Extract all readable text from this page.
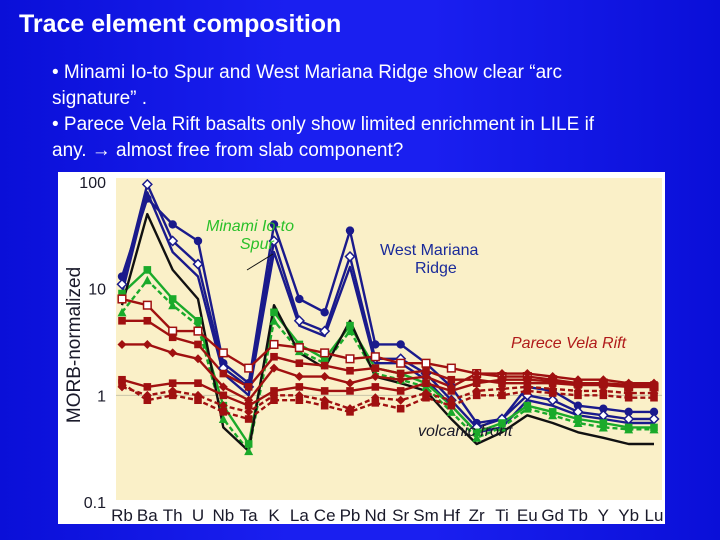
Trace element composition
• Minami Io-to Spur and West Mariana Ridge show clear “arc
signature” .
• Parece Vela Rift basalts only show limited enrichment in LILE if
any. → almost free from slab component?
100
10
1
0.1
Rb Ba Th U Nb Ta K La Ce Pb Nd Sr Sm Hf Zr Ti Eu Gd Tb Y Yb Lu
MORB-normalized
Minami Io-to
Spur	West Mariana
Ridge
Parece Vela Rift
volcanic front
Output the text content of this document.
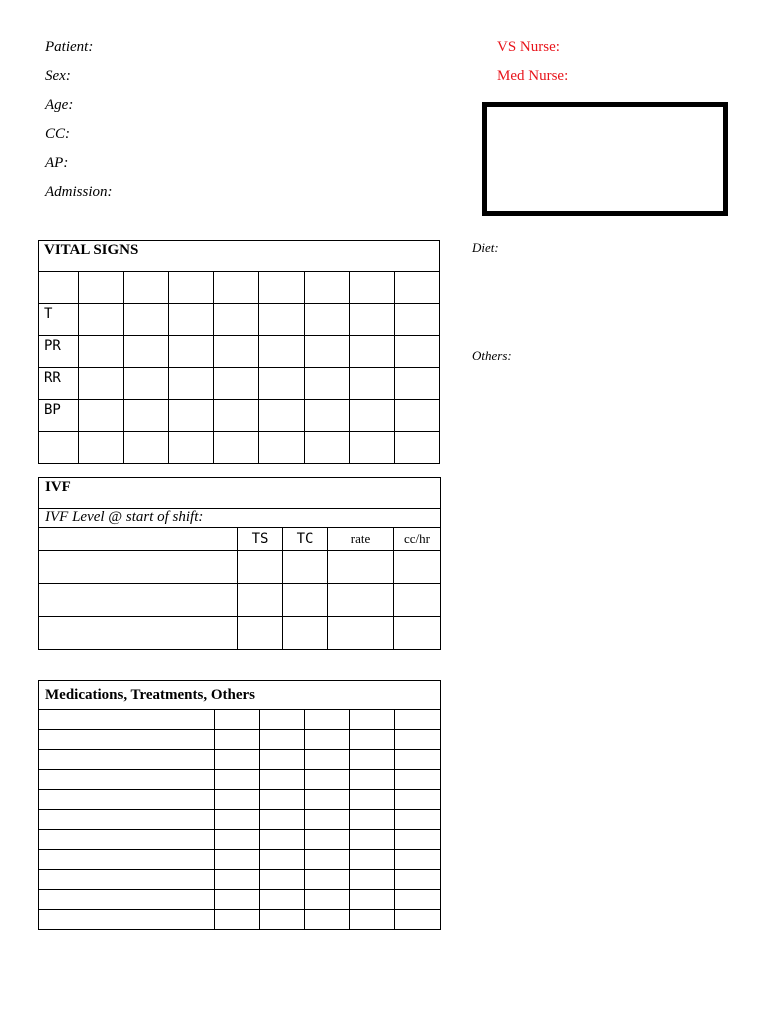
Patient:
Sex:
Age:
CC:
AP:
Admission:
VS Nurse:
Med Nurse:
Diet:
Others:
VITAL SIGNS								

T								
PR								
RR								
BP								

IVF				
IVF Level @ start of shift:				
	TS	TC	rate	cc/hr

Medications, Treatments, Others					
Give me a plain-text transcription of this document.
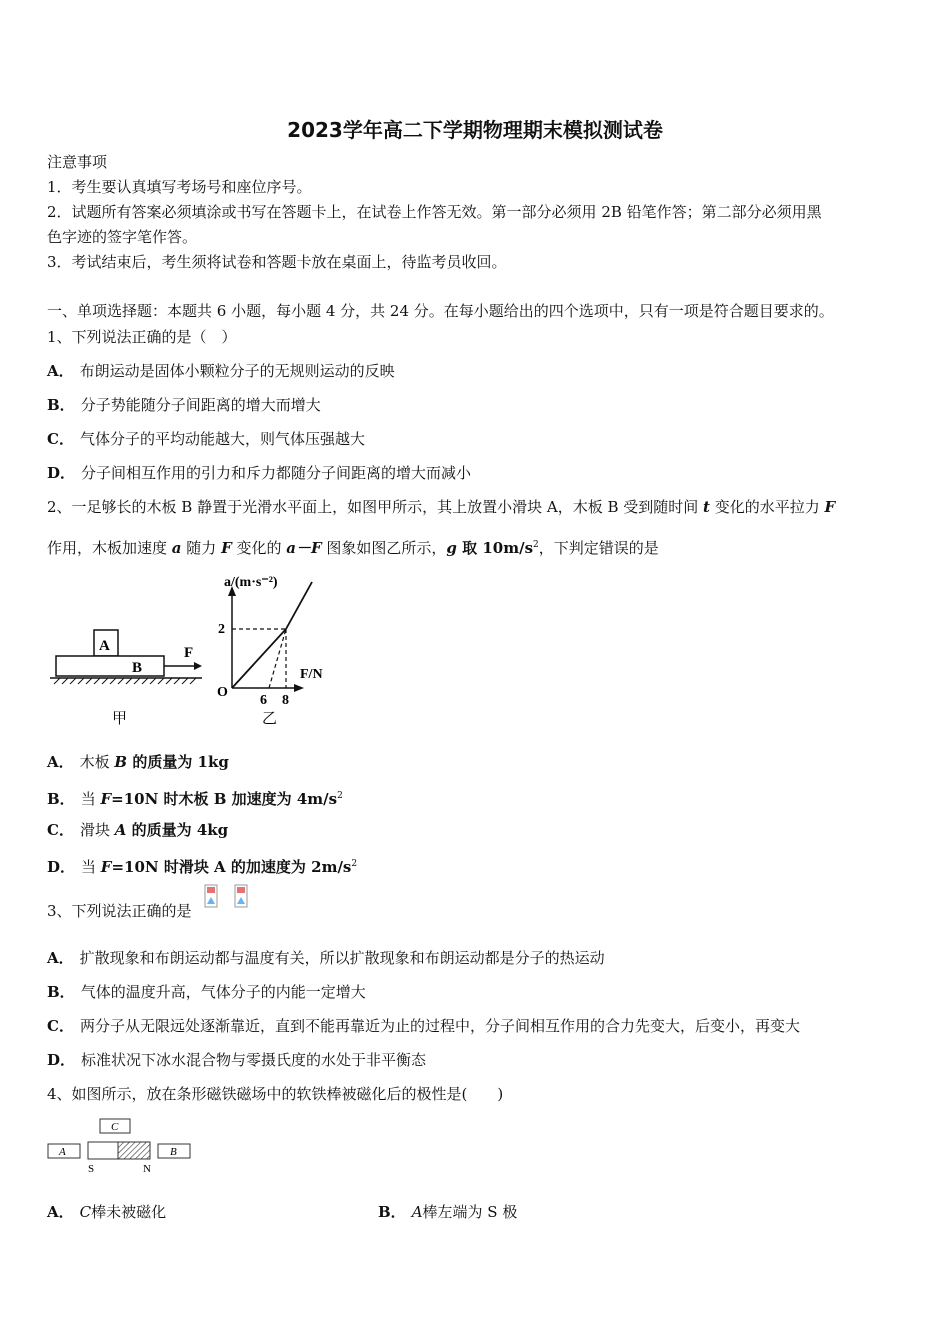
2023学年高二下学期物理期末模拟测试卷
注意事项
1．考生要认真填写考场号和座位序号。
2．试题所有答案必须填涂或书写在答题卡上，在试卷上作答无效。第一部分必须用 2B 铅笔作答；第二部分必须用黑
色字迹的签字笔作答。
3．考试结束后，考生须将试卷和答题卡放在桌面上，待监考员收回。
一、单项选择题：本题共 6 小题，每小题 4 分，共 24 分。在每小题给出的四个选项中，只有一项是符合题目要求的。
1、下列说法正确的是（　）
A． 布朗运动是固体小颗粒分子的无规则运动的反映
B． 分子势能随分子间距离的增大而增大
C． 气体分子的平均动能越大，则气体压强越大
D． 分子间相互作用的引力和斥力都随分子间距离的增大而减小
2、一足够长的木板 B 静置于光滑水平面上，如图甲所示，其上放置小滑块 A，木板 B 受到随时间 t 变化的水平拉力 F
作用，木板加速度 a 随力 F 变化的 a－F 图象如图乙所示，g 取 $10m/s^2$，下判定错误的是
A
B
F
甲
a/(m·s⁻²)
F/N
O
2
6 8
乙
A． 木板 B 的质量为 1kg
B． 当 F=10N 时木板 B 加速度为 $4m/s^2$
C． 滑块 A 的质量为 4kg
D． 当 F=10N 时滑块 A 的加速度为 $2m/s^2$
3、下列说法正确的是
A． 扩散现象和布朗运动都与温度有关，所以扩散现象和布朗运动都是分子的热运动
B． 气体的温度升高，气体分子的内能一定增大
C． 两分子从无限远处逐渐靠近，直到不能再靠近为止的过程中，分子间相互作用的合力先变大，后变小，再变大
D． 标准状况下冰水混合物与零摄氏度的水处于非平衡态
4、如图所示，放在条形磁铁磁场中的软铁棒被磁化后的极性是(　　)
C
A	B
S	N
A． C棒未被磁化	B． A棒左端为 S 极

◆ Goal: Show all lines from the records above where the word "Parece" occurs.

◆ Final result:
• Parece Vela Rift basalts only show limited enrichment in LILE if
Parece Vela Rift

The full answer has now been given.